Copy each line below without leaving any out.

Provided records:

--

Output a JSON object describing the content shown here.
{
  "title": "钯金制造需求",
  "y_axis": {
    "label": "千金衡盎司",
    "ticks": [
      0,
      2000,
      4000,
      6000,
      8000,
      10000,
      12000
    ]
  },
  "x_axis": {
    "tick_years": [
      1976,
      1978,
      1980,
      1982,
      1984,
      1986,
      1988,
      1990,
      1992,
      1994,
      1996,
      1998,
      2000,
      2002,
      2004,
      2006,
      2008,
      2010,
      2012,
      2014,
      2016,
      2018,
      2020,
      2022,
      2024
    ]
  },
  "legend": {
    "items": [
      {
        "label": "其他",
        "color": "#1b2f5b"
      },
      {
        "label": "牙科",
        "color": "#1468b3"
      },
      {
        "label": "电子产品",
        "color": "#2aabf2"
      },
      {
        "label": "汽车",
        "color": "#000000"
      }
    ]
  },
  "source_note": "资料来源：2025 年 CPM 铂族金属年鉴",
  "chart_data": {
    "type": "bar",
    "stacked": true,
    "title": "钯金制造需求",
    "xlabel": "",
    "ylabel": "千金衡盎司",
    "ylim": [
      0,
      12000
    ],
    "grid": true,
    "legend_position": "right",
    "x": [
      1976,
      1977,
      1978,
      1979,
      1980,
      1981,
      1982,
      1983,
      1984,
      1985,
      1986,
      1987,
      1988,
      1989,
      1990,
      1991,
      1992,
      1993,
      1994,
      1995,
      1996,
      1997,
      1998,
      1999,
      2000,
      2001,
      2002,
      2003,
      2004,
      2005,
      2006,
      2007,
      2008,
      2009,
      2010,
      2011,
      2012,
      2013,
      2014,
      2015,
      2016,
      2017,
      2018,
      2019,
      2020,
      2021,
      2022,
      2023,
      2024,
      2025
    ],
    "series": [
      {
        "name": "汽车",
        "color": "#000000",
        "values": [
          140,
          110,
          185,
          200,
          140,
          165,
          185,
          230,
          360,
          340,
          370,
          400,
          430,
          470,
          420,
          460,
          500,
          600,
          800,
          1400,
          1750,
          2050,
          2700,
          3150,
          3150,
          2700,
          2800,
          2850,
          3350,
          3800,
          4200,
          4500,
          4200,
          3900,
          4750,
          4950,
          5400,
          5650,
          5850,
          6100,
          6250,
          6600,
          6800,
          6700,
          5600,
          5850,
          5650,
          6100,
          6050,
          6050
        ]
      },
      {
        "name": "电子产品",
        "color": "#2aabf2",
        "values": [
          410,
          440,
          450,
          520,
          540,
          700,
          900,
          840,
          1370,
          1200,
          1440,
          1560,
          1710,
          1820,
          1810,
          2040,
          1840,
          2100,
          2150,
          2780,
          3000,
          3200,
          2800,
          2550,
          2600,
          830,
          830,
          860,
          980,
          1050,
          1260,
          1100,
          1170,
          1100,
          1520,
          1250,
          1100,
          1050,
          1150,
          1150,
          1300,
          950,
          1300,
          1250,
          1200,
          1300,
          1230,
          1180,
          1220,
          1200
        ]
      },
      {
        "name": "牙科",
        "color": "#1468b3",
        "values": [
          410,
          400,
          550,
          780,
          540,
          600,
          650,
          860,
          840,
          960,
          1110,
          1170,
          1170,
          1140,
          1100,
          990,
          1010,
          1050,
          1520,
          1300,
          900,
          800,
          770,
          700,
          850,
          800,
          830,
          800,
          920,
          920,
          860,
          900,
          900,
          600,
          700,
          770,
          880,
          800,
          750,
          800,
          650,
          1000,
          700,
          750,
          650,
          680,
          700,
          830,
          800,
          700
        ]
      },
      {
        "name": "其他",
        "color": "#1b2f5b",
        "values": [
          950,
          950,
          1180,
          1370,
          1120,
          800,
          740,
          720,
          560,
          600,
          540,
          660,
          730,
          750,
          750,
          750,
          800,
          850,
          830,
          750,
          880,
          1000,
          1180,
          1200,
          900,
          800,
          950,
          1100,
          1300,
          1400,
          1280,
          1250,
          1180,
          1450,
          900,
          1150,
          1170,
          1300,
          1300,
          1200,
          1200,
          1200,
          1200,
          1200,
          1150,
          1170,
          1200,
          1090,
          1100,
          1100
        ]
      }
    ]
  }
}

--

Final answer:
Output a JSON object describing the content shown here.
{
  "title": "钯金制造需求",
  "y_axis": {
    "label": "千金衡盎司",
    "ticks": [
      0,
      2000,
      4000,
      6000,
      8000,
      10000,
      12000
    ]
  },
  "x_axis": {
    "tick_years": [
      1976,
      1978,
      1980,
      1982,
      1984,
      1986,
      1988,
      1990,
      1992,
      1994,
      1996,
      1998,
      2000,
      2002,
      2004,
      2006,
      2008,
      2010,
      2012,
      2014,
      2016,
      2018,
      2020,
      2022,
      2024
    ]
  },
  "legend": {
    "items": [
      {
        "label": "其他",
        "color": "#1b2f5b"
      },
      {
        "label": "牙科",
        "color": "#1468b3"
      },
      {
        "label": "电子产品",
        "color": "#2aabf2"
      },
      {
        "label": "汽车",
        "color": "#000000"
      }
    ]
  },
  "source_note": "资料来源：2025 年 CPM 铂族金属年鉴",
  "chart_data": {
    "type": "bar",
    "stacked": true,
    "title": "钯金制造需求",
    "xlabel": "",
    "ylabel": "千金衡盎司",
    "ylim": [
      0,
      12000
    ],
    "grid": true,
    "legend_position": "right",
    "x": [
      1976,
      1977,
      1978,
      1979,
      1980,
      1981,
      1982,
      1983,
      1984,
      1985,
      1986,
      1987,
      1988,
      1989,
      1990,
      1991,
      1992,
      1993,
      1994,
      1995,
      1996,
      1997,
      1998,
      1999,
      2000,
      2001,
      2002,
      2003,
      2004,
      2005,
      2006,
      2007,
      2008,
      2009,
      2010,
      2011,
      2012,
      2013,
      2014,
      2015,
      2016,
      2017,
      2018,
      2019,
      2020,
      2021,
      2022,
      2023,
      2024,
      2025
    ],
    "series": [
      {
        "name": "汽车",
        "color": "#000000",
        "values": [
          140,
          110,
          185,
          200,
          140,
          165,
          185,
          230,
          360,
          340,
          370,
          400,
          430,
          470,
          420,
          460,
          500,
          600,
          800,
          1400,
          1750,
          2050,
          2700,
          3150,
          3150,
          2700,
          2800,
          2850,
          3350,
          3800,
          4200,
          4500,
          4200,
          3900,
          4750,
          4950,
          5400,
          5650,
          5850,
          6100,
          6250,
          6600,
          6800,
          6700,
          5600,
          5850,
          5650,
          6100,
          6050,
          6050
        ]
      },
      {
        "name": "电子产品",
        "color": "#2aabf2",
        "values": [
          410,
          440,
          450,
          520,
          540,
          700,
          900,
          840,
          1370,
          1200,
          1440,
          1560,
          1710,
          1820,
          1810,
          2040,
          1840,
          2100,
          2150,
          2780,
          3000,
          3200,
          2800,
          2550,
          2600,
          830,
          830,
          860,
          980,
          1050,
          1260,
          1100,
          1170,
          1100,
          1520,
          1250,
          1100,
          1050,
          1150,
          1150,
          1300,
          950,
          1300,
          1250,
          1200,
          1300,
          1230,
          1180,
          1220,
          1200
        ]
      },
      {
        "name": "牙科",
        "color": "#1468b3",
        "values": [
          410,
          400,
          550,
          780,
          540,
          600,
          650,
          860,
          840,
          960,
          1110,
          1170,
          1170,
          1140,
          1100,
          990,
          1010,
          1050,
          1520,
          1300,
          900,
          800,
          770,
          700,
          850,
          800,
          830,
          800,
          920,
          920,
          860,
          900,
          900,
          600,
          700,
          770,
          880,
          800,
          750,
          800,
          650,
          1000,
          700,
          750,
          650,
          680,
          700,
          830,
          800,
          700
        ]
      },
      {
        "name": "其他",
        "color": "#1b2f5b",
        "values": [
          950,
          950,
          1180,
          1370,
          1120,
          800,
          740,
          720,
          560,
          600,
          540,
          660,
          730,
          750,
          750,
          750,
          800,
          850,
          830,
          750,
          880,
          1000,
          1180,
          1200,
          900,
          800,
          950,
          1100,
          1300,
          1400,
          1280,
          1250,
          1180,
          1450,
          900,
          1150,
          1170,
          1300,
          1300,
          1200,
          1200,
          1200,
          1200,
          1200,
          1150,
          1170,
          1200,
          1090,
          1100,
          1100
        ]
      }
    ]
  }
}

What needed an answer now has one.